## [Problem]
Write out the records word for word, with no pictures.

## [Records for the task]
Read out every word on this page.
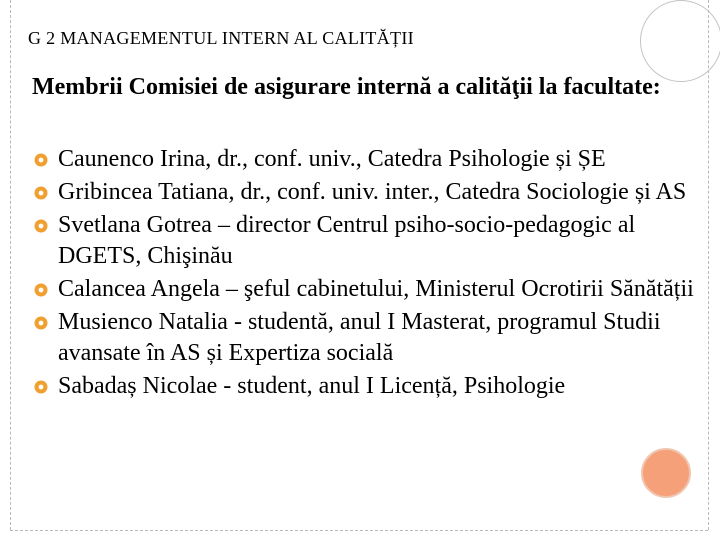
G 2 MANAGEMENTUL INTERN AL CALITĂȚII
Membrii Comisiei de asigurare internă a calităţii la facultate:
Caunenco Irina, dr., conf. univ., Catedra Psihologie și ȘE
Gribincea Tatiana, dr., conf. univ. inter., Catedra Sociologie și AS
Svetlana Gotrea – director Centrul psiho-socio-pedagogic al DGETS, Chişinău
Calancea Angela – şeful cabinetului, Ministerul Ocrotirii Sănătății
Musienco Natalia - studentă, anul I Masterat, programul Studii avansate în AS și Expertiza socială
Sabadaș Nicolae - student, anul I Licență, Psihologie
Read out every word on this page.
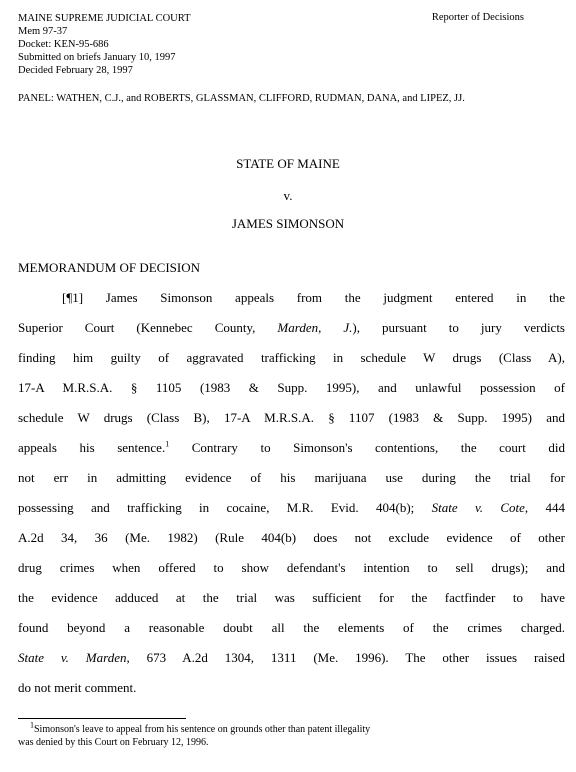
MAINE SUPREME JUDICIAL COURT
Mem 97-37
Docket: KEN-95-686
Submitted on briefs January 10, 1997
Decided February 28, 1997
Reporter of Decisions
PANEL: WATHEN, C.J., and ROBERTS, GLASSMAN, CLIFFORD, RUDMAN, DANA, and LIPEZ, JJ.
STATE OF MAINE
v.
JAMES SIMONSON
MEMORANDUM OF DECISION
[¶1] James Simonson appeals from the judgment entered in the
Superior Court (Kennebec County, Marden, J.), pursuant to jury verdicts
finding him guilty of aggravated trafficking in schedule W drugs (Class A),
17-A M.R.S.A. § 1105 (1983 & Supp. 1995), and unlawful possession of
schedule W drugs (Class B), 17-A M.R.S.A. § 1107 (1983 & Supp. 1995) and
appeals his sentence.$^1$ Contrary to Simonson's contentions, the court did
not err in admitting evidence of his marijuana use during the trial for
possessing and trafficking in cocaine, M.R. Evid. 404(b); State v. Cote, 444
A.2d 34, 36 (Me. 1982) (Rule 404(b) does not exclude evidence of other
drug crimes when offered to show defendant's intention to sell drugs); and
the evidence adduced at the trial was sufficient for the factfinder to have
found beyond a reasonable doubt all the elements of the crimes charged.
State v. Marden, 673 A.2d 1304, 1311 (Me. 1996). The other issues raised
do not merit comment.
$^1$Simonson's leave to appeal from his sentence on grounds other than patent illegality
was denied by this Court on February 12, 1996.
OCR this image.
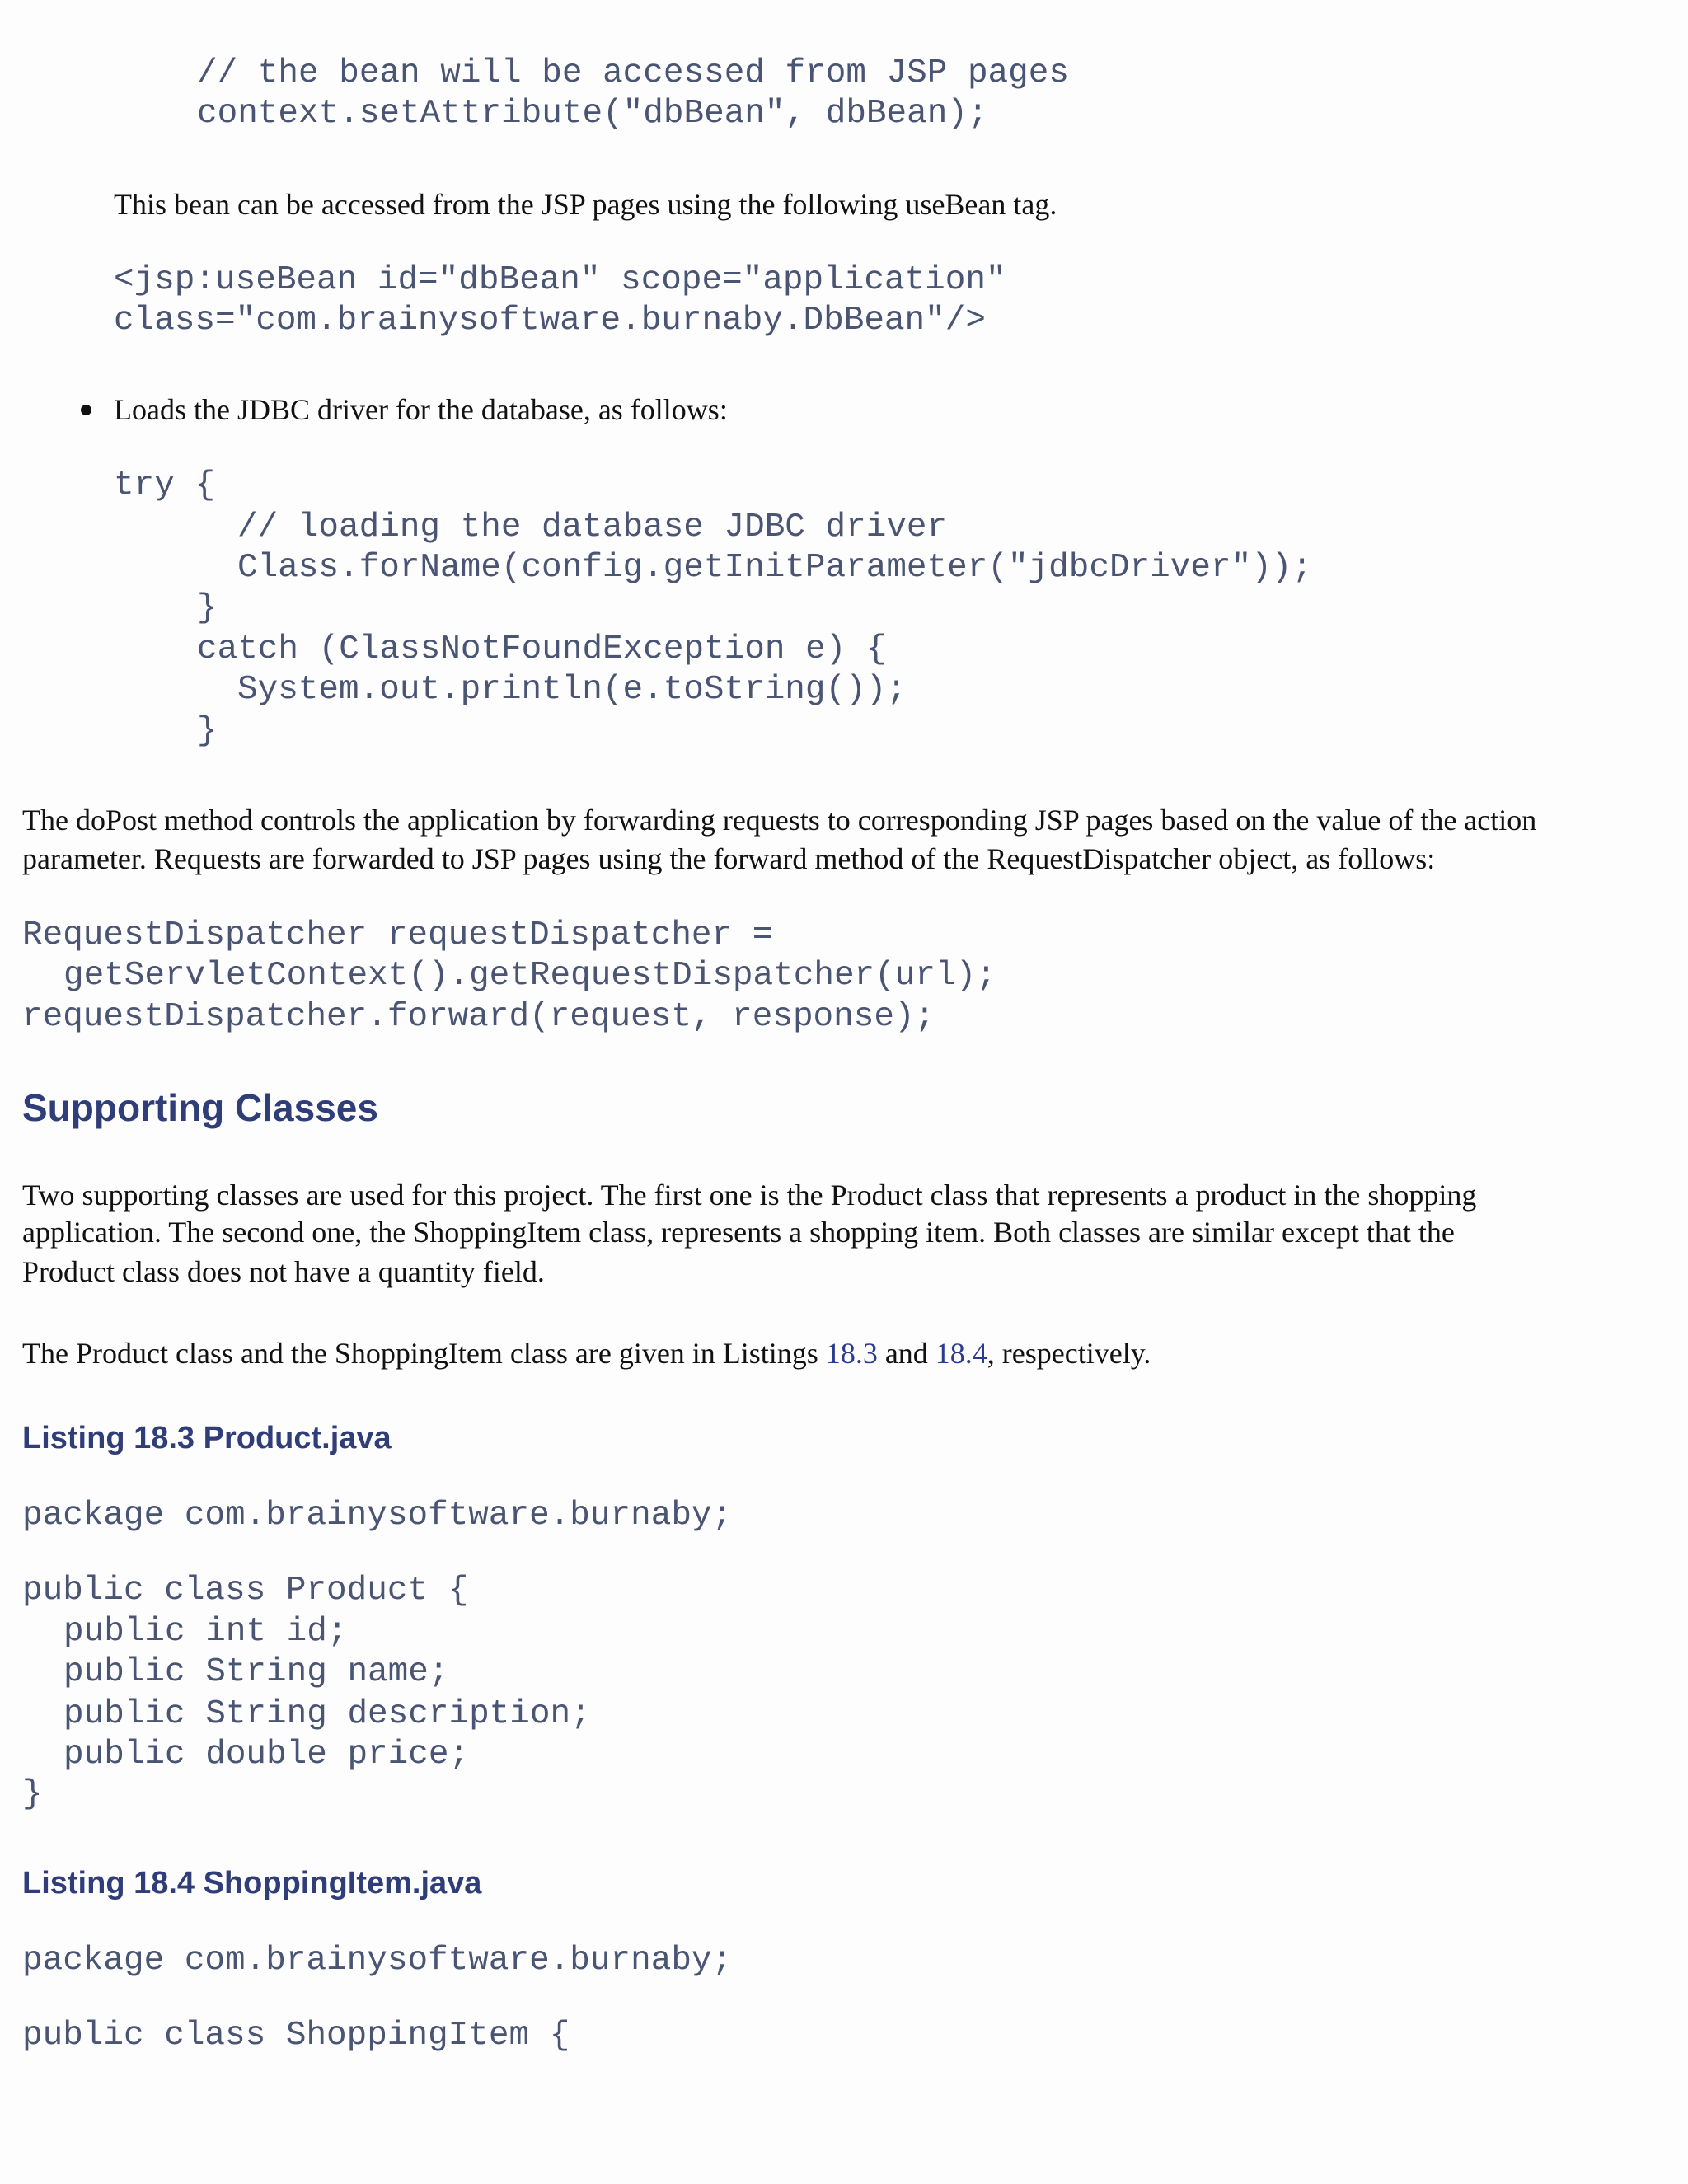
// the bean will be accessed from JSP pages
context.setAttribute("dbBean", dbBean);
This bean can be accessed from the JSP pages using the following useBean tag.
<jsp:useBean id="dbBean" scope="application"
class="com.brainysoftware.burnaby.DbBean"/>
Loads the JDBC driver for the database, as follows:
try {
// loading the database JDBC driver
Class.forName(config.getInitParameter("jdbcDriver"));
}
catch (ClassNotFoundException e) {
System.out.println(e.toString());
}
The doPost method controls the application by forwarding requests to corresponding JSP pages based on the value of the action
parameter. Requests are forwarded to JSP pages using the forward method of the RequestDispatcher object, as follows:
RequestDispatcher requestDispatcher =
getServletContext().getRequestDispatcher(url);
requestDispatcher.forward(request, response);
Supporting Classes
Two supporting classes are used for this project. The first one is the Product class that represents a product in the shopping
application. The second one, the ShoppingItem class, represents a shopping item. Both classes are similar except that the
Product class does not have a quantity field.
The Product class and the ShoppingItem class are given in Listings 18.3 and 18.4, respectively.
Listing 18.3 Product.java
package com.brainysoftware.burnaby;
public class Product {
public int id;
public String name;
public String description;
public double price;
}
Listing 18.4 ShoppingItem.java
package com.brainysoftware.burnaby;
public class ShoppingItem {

## [The solution]
Read out every word on this page.
G 2 MANAGEMENTUL INTERN AL CALITĂȚII
Membrii Comisiei de asigurare internă a calităţii la facultate:
Caunenco Irina, dr., conf. univ., Catedra Psihologie și ȘE
Gribincea Tatiana, dr., conf. univ. inter., Catedra Sociologie și AS
Svetlana Gotrea – director Centrul psiho-socio-pedagogic al DGETS, Chişinău
Calancea Angela – şeful cabinetului, Ministerul Ocrotirii Sănătății
Musienco Natalia - studentă, anul I Masterat, programul Studii avansate în AS și Expertiza socială
Sabadaș Nicolae - student, anul I Licență, Psihologie
Read out every word on this page.
MAINE SUPREME JUDICIAL COURT
Mem 97-37
Docket: KEN-95-686
Submitted on briefs January 10, 1997
Decided February 28, 1997
Reporter of Decisions
PANEL: WATHEN, C.J., and ROBERTS, GLASSMAN, CLIFFORD, RUDMAN, DANA, and LIPEZ, JJ.
STATE OF MAINE
v.
JAMES SIMONSON
MEMORANDUM OF DECISION
[¶1] James Simonson appeals from the judgment entered in the
Superior Court (Kennebec County, Marden, J.), pursuant to jury verdicts
finding him guilty of aggravated trafficking in schedule W drugs (Class A),
17-A M.R.S.A. § 1105 (1983 & Supp. 1995), and unlawful possession of
schedule W drugs (Class B), 17-A M.R.S.A. § 1107 (1983 & Supp. 1995) and
appeals his sentence.$^1$ Contrary to Simonson's contentions, the court did
not err in admitting evidence of his marijuana use during the trial for
possessing and trafficking in cocaine, M.R. Evid. 404(b); State v. Cote, 444
A.2d 34, 36 (Me. 1982) (Rule 404(b) does not exclude evidence of other
drug crimes when offered to show defendant's intention to sell drugs); and
the evidence adduced at the trial was sufficient for the factfinder to have
found beyond a reasonable doubt all the elements of the crimes charged.
State v. Marden, 673 A.2d 1304, 1311 (Me. 1996). The other issues raised
do not merit comment.
$^1$Simonson's leave to appeal from his sentence on grounds other than patent illegality
was denied by this Court on February 12, 1996.
OCR this image.
// the bean will be accessed from JSP pages
context.setAttribute("dbBean", dbBean);
This bean can be accessed from the JSP pages using the following useBean tag.
<jsp:useBean id="dbBean" scope="application"
class="com.brainysoftware.burnaby.DbBean"/>
Loads the JDBC driver for the database, as follows:
try {
// loading the database JDBC driver
Class.forName(config.getInitParameter("jdbcDriver"));
}
catch (ClassNotFoundException e) {
System.out.println(e.toString());
}
The doPost method controls the application by forwarding requests to corresponding JSP pages based on the value of the action
parameter. Requests are forwarded to JSP pages using the forward method of the RequestDispatcher object, as follows:
RequestDispatcher requestDispatcher =
getServletContext().getRequestDispatcher(url);
requestDispatcher.forward(request, response);
Supporting Classes
Two supporting classes are used for this project. The first one is the Product class that represents a product in the shopping
application. The second one, the ShoppingItem class, represents a shopping item. Both classes are similar except that the
Product class does not have a quantity field.
The Product class and the ShoppingItem class are given in Listings 18.3 and 18.4, respectively.
Listing 18.3 Product.java
package com.brainysoftware.burnaby;
public class Product {
public int id;
public String name;
public String description;
public double price;
}
Listing 18.4 ShoppingItem.java
package com.brainysoftware.burnaby;
public class ShoppingItem {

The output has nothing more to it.